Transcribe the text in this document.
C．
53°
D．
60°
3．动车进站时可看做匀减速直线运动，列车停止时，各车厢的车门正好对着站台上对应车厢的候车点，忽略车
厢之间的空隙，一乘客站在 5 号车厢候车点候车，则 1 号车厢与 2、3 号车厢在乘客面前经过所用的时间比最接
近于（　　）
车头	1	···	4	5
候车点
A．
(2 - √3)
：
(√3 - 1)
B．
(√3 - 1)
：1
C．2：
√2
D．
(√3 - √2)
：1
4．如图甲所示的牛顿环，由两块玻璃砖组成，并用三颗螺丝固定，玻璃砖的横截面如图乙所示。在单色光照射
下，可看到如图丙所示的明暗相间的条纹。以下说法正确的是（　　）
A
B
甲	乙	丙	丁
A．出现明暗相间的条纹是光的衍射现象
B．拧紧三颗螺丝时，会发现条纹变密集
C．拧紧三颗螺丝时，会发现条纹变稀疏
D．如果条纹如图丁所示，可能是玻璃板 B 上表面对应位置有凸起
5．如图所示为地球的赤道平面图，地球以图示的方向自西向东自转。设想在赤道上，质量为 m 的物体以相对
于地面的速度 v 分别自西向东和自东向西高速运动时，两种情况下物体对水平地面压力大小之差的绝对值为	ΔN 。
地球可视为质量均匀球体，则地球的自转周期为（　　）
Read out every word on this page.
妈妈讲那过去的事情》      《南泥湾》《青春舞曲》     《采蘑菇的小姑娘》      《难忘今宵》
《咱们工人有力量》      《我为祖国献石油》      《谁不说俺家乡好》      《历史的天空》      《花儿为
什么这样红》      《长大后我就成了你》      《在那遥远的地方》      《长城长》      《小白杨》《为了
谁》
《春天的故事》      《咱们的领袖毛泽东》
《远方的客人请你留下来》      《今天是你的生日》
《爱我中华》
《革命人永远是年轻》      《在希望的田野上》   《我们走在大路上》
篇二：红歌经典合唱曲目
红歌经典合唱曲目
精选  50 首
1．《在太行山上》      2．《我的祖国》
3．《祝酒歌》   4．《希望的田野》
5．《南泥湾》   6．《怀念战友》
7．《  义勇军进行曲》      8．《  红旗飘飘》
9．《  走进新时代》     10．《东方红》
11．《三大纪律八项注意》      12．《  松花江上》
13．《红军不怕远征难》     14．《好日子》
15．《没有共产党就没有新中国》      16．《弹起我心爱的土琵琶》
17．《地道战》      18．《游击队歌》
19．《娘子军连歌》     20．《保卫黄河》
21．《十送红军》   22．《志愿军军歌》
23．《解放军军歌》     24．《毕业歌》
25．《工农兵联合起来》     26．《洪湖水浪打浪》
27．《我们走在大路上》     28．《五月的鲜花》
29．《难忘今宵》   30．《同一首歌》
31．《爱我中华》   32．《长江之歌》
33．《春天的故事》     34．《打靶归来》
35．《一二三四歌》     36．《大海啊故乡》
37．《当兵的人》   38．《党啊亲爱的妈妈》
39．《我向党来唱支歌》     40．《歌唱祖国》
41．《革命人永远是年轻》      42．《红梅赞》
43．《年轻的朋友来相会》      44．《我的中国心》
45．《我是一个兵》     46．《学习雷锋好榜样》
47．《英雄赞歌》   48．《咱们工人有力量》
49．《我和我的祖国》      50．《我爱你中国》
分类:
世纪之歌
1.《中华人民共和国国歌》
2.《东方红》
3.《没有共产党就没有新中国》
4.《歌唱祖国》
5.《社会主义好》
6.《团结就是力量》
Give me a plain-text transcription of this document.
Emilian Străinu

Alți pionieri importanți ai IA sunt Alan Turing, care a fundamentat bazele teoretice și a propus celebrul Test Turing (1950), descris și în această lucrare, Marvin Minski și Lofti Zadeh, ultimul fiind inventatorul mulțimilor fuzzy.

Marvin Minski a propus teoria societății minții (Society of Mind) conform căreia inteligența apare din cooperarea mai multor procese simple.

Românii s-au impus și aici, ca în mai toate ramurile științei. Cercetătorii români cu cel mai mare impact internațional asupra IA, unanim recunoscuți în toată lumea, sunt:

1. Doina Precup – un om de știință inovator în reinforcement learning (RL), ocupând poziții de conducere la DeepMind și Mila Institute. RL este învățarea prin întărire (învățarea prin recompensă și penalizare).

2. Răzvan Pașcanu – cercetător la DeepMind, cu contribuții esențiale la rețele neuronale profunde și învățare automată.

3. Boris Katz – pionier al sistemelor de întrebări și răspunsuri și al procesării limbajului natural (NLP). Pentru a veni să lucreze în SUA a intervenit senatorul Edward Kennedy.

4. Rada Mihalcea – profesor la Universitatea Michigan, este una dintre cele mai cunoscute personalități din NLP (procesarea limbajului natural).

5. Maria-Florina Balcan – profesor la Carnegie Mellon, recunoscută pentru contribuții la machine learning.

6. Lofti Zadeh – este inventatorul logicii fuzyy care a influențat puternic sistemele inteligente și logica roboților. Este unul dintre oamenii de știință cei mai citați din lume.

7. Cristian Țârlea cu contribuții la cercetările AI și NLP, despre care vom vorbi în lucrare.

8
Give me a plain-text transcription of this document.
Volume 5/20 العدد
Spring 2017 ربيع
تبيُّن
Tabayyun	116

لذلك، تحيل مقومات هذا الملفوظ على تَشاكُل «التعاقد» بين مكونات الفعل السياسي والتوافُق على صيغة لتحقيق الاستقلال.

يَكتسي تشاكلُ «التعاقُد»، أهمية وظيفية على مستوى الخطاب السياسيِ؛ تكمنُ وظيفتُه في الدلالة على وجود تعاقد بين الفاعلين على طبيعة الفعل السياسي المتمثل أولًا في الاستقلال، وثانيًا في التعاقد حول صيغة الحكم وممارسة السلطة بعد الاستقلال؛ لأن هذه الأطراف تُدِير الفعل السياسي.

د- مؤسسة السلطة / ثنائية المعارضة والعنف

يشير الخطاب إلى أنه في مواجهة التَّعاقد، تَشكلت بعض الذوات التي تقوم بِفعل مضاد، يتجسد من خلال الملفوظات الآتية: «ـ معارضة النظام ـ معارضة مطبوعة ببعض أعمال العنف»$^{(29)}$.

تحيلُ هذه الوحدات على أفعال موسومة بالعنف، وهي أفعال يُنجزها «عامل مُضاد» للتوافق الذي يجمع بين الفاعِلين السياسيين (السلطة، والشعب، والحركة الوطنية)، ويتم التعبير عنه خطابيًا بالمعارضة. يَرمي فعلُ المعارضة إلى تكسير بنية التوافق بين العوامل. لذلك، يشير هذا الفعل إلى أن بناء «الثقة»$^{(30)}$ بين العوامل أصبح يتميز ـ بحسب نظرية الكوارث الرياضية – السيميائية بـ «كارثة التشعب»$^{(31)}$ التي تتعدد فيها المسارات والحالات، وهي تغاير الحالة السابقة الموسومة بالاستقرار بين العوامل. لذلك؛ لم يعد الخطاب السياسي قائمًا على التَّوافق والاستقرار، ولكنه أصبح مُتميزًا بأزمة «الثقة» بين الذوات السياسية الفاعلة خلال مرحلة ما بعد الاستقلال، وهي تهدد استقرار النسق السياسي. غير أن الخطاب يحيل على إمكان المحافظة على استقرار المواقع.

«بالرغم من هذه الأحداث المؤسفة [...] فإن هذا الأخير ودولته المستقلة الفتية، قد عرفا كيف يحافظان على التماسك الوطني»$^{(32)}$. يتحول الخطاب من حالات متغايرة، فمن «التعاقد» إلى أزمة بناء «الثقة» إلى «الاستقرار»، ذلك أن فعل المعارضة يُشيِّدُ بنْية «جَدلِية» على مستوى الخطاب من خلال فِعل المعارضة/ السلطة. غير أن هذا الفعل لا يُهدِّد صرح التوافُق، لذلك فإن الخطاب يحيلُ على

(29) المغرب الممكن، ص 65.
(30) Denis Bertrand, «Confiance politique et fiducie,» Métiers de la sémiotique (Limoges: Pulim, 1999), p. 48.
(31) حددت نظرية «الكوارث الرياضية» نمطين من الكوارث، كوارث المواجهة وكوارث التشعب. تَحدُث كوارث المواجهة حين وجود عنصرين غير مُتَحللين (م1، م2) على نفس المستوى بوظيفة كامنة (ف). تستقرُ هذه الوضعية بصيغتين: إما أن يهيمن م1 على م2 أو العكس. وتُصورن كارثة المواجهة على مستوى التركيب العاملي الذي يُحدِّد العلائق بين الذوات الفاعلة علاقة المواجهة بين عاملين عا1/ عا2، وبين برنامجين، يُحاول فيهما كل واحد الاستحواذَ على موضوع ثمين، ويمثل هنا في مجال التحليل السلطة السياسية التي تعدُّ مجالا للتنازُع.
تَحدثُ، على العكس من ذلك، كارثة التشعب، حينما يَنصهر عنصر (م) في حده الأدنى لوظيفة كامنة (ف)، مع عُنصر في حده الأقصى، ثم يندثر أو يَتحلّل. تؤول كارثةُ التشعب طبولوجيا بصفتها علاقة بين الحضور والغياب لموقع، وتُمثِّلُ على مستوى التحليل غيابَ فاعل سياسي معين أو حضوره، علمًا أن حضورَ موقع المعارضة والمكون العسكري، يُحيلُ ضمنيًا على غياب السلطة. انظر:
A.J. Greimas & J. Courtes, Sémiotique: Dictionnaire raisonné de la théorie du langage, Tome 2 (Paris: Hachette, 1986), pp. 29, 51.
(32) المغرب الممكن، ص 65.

**What the exercise asks:** Look through the material above and work out how many of its lines contain "التي". State the number only.

**Answer to the problem:** 3